REQUIRED TASK » For each line below that contains the string "name", copy that line.

DATASET ENTRIES »

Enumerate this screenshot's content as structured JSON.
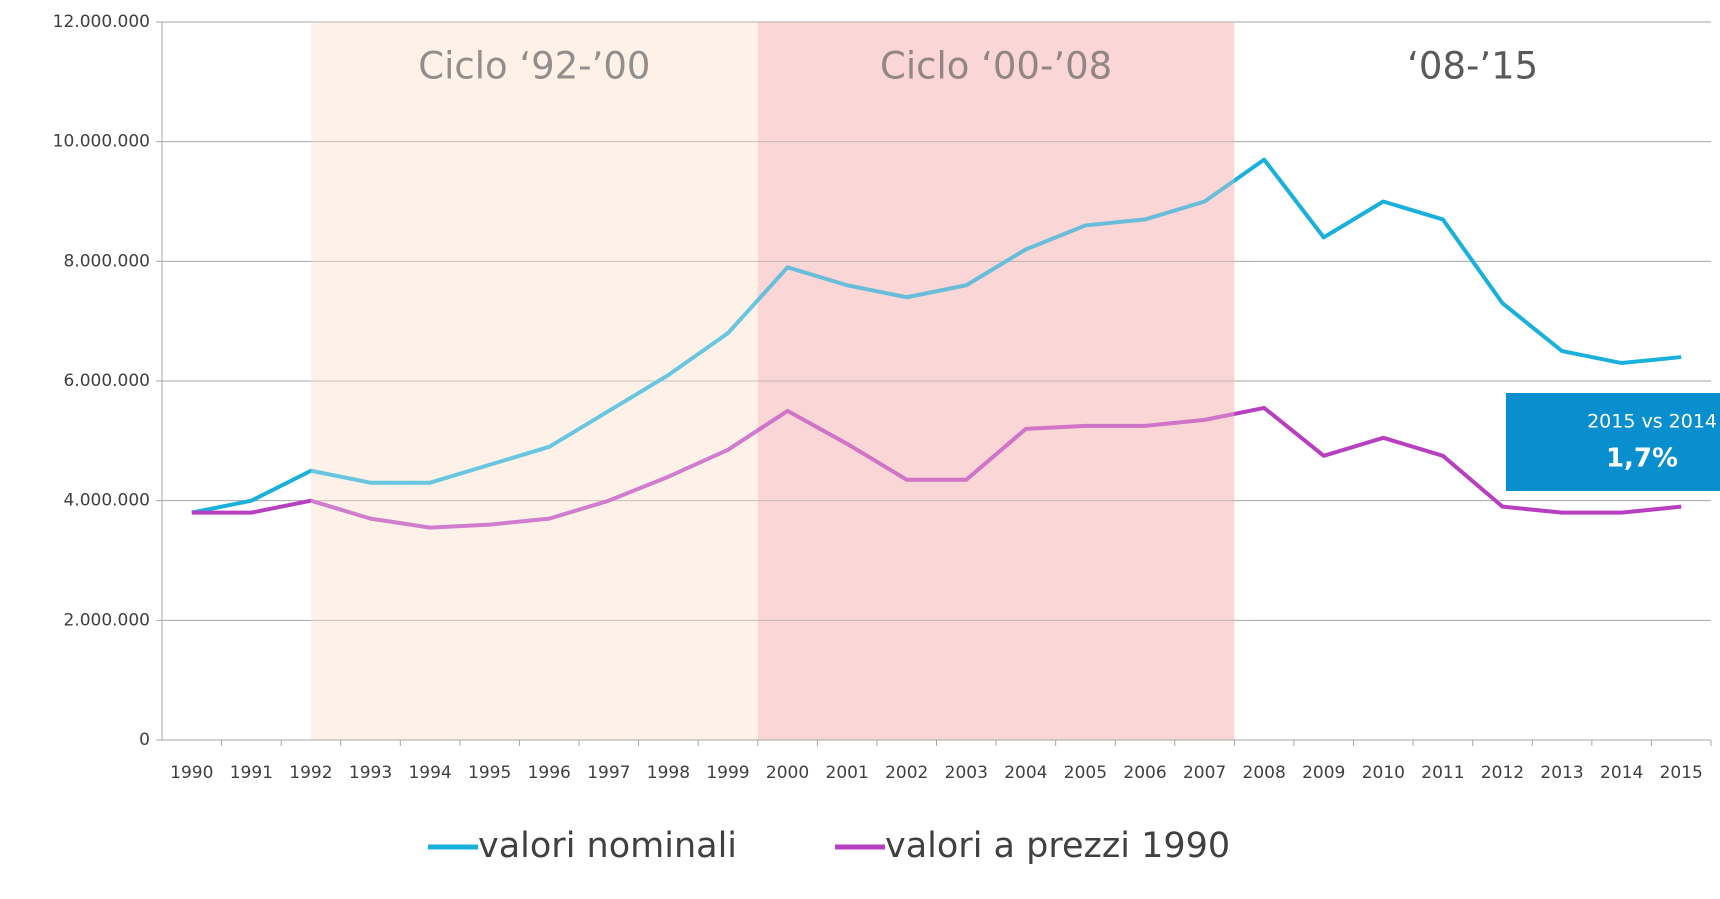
{
  "chart_data": {
    "type": "line",
    "categories": [
      "1990",
      "1991",
      "1992",
      "1993",
      "1994",
      "1995",
      "1996",
      "1997",
      "1998",
      "1999",
      "2000",
      "2001",
      "2002",
      "2003",
      "2004",
      "2005",
      "2006",
      "2007",
      "2008",
      "2009",
      "2010",
      "2011",
      "2012",
      "2013",
      "2014",
      "2015"
    ],
    "series": [
      {
        "name": "valori nominali",
        "color": "#1ab0dc",
        "values": [
          3800000,
          4000000,
          4500000,
          4300000,
          4300000,
          4600000,
          4900000,
          5500000,
          6100000,
          6800000,
          7900000,
          7600000,
          7400000,
          7600000,
          8200000,
          8600000,
          8700000,
          9000000,
          9700000,
          8400000,
          9000000,
          8700000,
          7300000,
          6500000,
          6300000,
          6400000
        ]
      },
      {
        "name": "valori a prezzi 1990",
        "color": "#b840c0",
        "values": [
          3800000,
          3800000,
          4000000,
          3700000,
          3550000,
          3600000,
          3700000,
          4000000,
          4400000,
          4850000,
          5500000,
          4950000,
          4350000,
          4350000,
          5200000,
          5250000,
          5250000,
          5350000,
          5550000,
          4750000,
          5050000,
          4750000,
          3900000,
          3800000,
          3800000,
          3900000
        ]
      }
    ],
    "ylim": [
      0,
      12000000
    ],
    "yticks": [
      {
        "value": 0,
        "label": "0"
      },
      {
        "value": 2000000,
        "label": "2.000.000"
      },
      {
        "value": 4000000,
        "label": "4.000.000"
      },
      {
        "value": 6000000,
        "label": "6.000.000"
      },
      {
        "value": 8000000,
        "label": "8.000.000"
      },
      {
        "value": 10000000,
        "label": "10.000.000"
      },
      {
        "value": 12000000,
        "label": "12.000.000"
      }
    ],
    "grid": true,
    "periods": [
      {
        "label": "Ciclo ‘92-’00",
        "color": "#fdf1e9"
      },
      {
        "label": "Ciclo ‘00-’08",
        "color": "#fbd6d6"
      },
      {
        "label": "‘08-’15",
        "color": "none"
      }
    ],
    "annotation": {
      "title": "2015 vs 2014",
      "value": "1,7%",
      "color": "#0a8fce"
    },
    "legend": "bottom"
  }
}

ANSWER TO THIS EXERCISE »
        "name": "valori nominali",
        "name": "valori a prezzi 1990",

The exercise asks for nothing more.